Description of the task =
Copy every line of the data in which the word "resultaten" occurs.

════

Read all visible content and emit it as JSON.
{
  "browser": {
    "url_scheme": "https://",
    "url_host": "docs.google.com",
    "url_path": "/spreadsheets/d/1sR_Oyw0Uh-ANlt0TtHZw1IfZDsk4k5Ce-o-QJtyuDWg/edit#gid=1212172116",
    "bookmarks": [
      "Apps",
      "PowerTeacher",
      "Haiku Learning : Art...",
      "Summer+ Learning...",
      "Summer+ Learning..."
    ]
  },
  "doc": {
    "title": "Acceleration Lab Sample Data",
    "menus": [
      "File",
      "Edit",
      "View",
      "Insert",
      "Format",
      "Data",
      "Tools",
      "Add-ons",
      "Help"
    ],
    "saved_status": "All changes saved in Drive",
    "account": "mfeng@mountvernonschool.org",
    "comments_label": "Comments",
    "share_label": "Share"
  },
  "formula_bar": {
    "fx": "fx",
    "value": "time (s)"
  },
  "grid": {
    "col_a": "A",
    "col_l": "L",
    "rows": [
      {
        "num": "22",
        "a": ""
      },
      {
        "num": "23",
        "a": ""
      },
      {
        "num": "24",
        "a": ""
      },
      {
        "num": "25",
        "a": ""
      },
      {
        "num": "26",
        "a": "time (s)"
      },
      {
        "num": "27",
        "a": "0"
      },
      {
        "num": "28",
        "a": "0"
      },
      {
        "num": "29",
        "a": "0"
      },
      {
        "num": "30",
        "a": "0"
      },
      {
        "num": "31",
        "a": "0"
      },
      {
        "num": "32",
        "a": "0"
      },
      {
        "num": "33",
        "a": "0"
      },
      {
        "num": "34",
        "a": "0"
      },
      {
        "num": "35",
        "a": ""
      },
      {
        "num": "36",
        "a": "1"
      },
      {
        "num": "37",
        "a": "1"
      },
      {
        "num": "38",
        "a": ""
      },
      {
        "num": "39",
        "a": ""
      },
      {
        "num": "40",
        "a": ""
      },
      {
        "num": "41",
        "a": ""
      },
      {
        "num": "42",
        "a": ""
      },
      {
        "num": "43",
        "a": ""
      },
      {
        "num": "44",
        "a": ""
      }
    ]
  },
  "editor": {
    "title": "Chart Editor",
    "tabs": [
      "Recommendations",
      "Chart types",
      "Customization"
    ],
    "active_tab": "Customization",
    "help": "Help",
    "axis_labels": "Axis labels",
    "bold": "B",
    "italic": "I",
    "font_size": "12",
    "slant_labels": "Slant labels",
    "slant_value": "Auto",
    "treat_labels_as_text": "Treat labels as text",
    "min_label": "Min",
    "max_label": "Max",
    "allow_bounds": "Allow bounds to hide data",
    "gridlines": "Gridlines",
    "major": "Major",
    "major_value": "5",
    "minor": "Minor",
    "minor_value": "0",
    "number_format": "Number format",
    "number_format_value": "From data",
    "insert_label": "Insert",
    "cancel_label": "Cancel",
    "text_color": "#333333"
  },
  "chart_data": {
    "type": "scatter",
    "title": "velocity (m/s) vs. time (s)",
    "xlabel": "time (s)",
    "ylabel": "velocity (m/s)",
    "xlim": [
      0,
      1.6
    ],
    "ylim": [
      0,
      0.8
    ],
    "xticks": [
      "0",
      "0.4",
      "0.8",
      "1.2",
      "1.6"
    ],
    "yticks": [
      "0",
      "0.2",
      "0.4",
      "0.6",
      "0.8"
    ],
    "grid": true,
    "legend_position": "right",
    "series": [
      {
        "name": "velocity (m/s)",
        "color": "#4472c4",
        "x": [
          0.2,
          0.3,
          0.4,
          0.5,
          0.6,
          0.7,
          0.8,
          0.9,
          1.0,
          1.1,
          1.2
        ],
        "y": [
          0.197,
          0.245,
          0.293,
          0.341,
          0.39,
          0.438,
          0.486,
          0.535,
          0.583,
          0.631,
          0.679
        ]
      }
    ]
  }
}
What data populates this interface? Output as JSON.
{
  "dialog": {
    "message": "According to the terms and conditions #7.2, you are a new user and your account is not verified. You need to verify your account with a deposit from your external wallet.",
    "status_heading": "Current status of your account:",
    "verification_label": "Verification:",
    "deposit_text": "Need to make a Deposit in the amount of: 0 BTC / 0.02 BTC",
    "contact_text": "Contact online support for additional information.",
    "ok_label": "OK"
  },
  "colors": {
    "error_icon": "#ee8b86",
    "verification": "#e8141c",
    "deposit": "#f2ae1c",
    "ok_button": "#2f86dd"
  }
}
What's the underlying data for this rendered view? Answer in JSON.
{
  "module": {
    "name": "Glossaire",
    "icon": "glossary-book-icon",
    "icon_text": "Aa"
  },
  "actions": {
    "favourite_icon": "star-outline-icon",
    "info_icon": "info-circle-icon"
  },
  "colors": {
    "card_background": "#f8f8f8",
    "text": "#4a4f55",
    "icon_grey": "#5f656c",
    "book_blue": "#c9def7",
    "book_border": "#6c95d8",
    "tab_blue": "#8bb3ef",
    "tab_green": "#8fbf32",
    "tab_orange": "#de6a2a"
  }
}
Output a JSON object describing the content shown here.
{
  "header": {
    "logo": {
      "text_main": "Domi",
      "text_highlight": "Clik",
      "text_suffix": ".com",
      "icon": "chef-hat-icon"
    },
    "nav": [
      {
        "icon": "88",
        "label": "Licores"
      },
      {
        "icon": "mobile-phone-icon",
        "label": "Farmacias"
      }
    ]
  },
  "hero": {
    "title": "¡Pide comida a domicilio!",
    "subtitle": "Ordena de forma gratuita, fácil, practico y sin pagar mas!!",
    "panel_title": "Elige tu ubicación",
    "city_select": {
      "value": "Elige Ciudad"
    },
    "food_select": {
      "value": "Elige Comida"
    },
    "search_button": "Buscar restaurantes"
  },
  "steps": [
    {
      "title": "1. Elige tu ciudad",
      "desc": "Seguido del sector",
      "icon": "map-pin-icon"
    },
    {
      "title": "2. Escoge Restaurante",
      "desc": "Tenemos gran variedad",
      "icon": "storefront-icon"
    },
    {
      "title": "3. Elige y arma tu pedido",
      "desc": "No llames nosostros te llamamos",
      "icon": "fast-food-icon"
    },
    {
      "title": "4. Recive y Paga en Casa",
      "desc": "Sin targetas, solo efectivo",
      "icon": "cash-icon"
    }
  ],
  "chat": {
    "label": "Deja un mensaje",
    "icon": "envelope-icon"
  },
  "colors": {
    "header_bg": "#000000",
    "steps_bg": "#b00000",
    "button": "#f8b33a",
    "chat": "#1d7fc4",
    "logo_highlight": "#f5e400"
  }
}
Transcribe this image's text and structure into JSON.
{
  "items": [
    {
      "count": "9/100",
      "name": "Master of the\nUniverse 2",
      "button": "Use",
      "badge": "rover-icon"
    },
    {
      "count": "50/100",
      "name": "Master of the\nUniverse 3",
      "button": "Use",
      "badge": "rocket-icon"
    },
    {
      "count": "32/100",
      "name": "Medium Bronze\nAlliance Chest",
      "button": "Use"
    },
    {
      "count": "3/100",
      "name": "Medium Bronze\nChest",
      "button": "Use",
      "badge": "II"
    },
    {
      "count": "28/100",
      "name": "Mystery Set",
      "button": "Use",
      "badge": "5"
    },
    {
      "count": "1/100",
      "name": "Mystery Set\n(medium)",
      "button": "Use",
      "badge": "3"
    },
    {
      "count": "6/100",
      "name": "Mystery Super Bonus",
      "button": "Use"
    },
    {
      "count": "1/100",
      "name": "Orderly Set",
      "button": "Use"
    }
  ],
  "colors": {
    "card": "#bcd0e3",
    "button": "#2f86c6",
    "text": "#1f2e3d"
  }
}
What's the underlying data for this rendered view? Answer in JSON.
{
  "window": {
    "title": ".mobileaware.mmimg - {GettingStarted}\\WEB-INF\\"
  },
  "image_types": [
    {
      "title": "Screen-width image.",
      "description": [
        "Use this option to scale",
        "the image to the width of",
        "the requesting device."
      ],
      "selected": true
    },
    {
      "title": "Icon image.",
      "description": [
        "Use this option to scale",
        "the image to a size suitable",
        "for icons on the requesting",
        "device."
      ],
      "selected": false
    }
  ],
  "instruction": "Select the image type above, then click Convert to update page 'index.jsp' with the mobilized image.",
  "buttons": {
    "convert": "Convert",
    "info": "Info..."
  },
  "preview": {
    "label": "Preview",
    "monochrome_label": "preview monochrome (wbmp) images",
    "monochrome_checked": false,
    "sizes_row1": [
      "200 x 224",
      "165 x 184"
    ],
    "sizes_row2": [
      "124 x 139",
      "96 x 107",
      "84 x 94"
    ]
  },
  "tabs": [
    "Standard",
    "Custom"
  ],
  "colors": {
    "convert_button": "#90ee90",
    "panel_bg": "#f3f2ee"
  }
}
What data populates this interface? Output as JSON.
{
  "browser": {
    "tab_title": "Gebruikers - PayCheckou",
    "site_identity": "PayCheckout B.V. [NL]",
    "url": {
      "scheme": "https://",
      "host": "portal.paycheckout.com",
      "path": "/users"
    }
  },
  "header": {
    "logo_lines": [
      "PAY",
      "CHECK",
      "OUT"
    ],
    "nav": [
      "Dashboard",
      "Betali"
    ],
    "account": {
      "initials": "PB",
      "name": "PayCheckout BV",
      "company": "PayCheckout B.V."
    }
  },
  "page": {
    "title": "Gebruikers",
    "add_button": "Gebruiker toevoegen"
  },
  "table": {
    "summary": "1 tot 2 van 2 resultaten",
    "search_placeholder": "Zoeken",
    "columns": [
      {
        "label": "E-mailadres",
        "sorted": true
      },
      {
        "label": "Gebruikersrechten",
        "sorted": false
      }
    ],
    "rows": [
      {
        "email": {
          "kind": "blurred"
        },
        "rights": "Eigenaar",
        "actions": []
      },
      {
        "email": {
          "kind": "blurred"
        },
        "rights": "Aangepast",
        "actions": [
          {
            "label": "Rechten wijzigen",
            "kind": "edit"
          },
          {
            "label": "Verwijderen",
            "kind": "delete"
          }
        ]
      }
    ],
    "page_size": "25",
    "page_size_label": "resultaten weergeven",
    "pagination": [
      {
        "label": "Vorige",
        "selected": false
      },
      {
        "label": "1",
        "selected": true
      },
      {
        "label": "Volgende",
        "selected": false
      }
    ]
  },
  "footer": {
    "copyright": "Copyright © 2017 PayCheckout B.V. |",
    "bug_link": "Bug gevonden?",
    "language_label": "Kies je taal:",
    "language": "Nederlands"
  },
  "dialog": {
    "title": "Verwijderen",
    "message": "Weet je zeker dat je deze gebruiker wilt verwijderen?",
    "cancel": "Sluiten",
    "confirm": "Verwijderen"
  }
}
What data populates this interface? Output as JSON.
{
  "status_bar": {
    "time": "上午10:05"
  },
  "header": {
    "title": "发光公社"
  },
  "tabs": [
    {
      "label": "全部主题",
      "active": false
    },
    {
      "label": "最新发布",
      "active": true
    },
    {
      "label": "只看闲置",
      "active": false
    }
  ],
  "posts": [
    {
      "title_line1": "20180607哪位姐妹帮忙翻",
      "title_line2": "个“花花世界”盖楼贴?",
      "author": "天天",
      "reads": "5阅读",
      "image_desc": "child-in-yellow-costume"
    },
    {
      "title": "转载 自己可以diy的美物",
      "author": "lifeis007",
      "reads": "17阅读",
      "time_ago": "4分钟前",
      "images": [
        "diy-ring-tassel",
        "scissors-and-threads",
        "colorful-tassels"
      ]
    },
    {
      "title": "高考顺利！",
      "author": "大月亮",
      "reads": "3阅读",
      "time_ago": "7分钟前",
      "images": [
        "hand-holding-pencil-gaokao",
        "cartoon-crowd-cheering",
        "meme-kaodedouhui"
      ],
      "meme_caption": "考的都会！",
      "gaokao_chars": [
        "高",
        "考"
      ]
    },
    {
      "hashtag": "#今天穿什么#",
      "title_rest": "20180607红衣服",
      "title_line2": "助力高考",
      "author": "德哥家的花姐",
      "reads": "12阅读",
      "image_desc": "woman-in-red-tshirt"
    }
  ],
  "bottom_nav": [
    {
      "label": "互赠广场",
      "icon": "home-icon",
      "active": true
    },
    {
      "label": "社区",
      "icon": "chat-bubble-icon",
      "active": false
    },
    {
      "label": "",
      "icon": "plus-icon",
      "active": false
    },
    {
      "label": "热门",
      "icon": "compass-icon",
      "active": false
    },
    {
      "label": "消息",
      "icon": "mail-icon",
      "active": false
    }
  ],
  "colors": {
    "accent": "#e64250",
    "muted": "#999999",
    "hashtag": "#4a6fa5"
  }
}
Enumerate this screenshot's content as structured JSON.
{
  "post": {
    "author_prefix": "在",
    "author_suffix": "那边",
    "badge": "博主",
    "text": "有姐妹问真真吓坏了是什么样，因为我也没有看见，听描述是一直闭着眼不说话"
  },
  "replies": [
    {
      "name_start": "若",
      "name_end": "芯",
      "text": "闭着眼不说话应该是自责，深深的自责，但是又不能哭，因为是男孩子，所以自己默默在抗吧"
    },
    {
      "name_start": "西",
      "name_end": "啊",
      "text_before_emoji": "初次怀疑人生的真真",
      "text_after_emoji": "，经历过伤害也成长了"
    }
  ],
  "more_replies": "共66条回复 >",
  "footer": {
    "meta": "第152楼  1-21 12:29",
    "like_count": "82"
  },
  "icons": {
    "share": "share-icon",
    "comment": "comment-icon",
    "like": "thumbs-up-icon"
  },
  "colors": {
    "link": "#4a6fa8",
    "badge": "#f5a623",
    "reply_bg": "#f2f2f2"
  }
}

════

Solution to this task =
    "summary": "1 tot 2 van 2 resultaten",
    "page_size_label": "resultaten weergeven",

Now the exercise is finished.